■ STATED GOAL ■
The entries below should be transcribed in their entirety, exactly as written.

■ TASK MATERIAL ■
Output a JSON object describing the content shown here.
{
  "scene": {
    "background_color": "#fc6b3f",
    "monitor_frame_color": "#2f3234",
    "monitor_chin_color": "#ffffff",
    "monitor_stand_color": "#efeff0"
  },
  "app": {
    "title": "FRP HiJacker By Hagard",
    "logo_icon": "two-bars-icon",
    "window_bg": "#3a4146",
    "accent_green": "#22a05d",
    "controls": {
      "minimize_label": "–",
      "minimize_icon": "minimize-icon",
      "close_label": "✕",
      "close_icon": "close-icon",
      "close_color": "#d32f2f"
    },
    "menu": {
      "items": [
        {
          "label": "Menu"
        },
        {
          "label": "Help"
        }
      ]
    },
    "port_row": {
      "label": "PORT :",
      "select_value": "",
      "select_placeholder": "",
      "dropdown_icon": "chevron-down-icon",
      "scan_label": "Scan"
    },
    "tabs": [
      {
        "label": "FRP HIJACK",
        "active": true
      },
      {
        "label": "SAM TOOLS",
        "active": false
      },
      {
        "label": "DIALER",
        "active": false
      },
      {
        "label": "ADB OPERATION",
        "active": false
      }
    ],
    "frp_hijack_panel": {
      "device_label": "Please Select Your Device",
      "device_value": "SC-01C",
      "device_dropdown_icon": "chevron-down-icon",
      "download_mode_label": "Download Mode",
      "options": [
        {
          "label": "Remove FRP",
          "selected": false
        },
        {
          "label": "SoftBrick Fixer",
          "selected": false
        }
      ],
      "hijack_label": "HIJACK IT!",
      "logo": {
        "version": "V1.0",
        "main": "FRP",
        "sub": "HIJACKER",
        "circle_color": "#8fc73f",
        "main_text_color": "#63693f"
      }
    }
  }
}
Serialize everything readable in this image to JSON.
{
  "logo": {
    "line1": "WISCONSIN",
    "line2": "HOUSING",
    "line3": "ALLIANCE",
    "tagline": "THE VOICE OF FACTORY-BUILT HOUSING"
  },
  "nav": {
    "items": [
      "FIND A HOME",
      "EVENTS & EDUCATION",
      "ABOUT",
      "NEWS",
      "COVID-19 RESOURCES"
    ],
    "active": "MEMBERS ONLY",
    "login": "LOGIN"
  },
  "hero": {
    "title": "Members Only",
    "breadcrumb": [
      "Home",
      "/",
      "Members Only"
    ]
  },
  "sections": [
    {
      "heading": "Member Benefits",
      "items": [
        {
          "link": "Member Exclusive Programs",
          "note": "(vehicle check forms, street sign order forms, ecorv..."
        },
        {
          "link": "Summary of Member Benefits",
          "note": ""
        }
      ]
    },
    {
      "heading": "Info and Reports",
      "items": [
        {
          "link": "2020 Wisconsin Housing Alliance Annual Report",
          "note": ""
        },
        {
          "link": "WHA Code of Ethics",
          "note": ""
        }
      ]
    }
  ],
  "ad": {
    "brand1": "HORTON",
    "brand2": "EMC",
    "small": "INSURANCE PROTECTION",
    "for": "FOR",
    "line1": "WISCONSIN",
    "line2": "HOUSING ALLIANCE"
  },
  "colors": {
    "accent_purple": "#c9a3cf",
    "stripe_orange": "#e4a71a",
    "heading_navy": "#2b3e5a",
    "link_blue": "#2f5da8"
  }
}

■ THE RESPONSE ■
Output a JSON object describing the content shown here.
{
  "scene": {
    "background_color": "#fc6b3f",
    "monitor_frame_color": "#2f3234",
    "monitor_chin_color": "#ffffff",
    "monitor_stand_color": "#efeff0"
  },
  "app": {
    "title": "FRP HiJacker By Hagard",
    "logo_icon": "two-bars-icon",
    "window_bg": "#3a4146",
    "accent_green": "#22a05d",
    "controls": {
      "minimize_label": "–",
      "minimize_icon": "minimize-icon",
      "close_label": "✕",
      "close_icon": "close-icon",
      "close_color": "#d32f2f"
    },
    "menu": {
      "items": [
        {
          "label": "Menu"
        },
        {
          "label": "Help"
        }
      ]
    },
    "port_row": {
      "label": "PORT :",
      "select_value": "",
      "select_placeholder": "",
      "dropdown_icon": "chevron-down-icon",
      "scan_label": "Scan"
    },
    "tabs": [
      {
        "label": "FRP HIJACK",
        "active": true
      },
      {
        "label": "SAM TOOLS",
        "active": false
      },
      {
        "label": "DIALER",
        "active": false
      },
      {
        "label": "ADB OPERATION",
        "active": false
      }
    ],
    "frp_hijack_panel": {
      "device_label": "Please Select Your Device",
      "device_value": "SC-01C",
      "device_dropdown_icon": "chevron-down-icon",
      "download_mode_label": "Download Mode",
      "options": [
        {
          "label": "Remove FRP",
          "selected": false
        },
        {
          "label": "SoftBrick Fixer",
          "selected": false
        }
      ],
      "hijack_label": "HIJACK IT!",
      "logo": {
        "version": "V1.0",
        "main": "FRP",
        "sub": "HIJACKER",
        "circle_color": "#8fc73f",
        "main_text_color": "#63693f"
      }
    }
  }
}
Serialize everything readable in this image to JSON.
{
  "logo": {
    "line1": "WISCONSIN",
    "line2": "HOUSING",
    "line3": "ALLIANCE",
    "tagline": "THE VOICE OF FACTORY-BUILT HOUSING"
  },
  "nav": {
    "items": [
      "FIND A HOME",
      "EVENTS & EDUCATION",
      "ABOUT",
      "NEWS",
      "COVID-19 RESOURCES"
    ],
    "active": "MEMBERS ONLY",
    "login": "LOGIN"
  },
  "hero": {
    "title": "Members Only",
    "breadcrumb": [
      "Home",
      "/",
      "Members Only"
    ]
  },
  "sections": [
    {
      "heading": "Member Benefits",
      "items": [
        {
          "link": "Member Exclusive Programs",
          "note": "(vehicle check forms, street sign order forms, ecorv..."
        },
        {
          "link": "Summary of Member Benefits",
          "note": ""
        }
      ]
    },
    {
      "heading": "Info and Reports",
      "items": [
        {
          "link": "2020 Wisconsin Housing Alliance Annual Report",
          "note": ""
        },
        {
          "link": "WHA Code of Ethics",
          "note": ""
        }
      ]
    }
  ],
  "ad": {
    "brand1": "HORTON",
    "brand2": "EMC",
    "small": "INSURANCE PROTECTION",
    "for": "FOR",
    "line1": "WISCONSIN",
    "line2": "HOUSING ALLIANCE"
  },
  "colors": {
    "accent_purple": "#c9a3cf",
    "stripe_orange": "#e4a71a",
    "heading_navy": "#2b3e5a",
    "link_blue": "#2f5da8"
  }
}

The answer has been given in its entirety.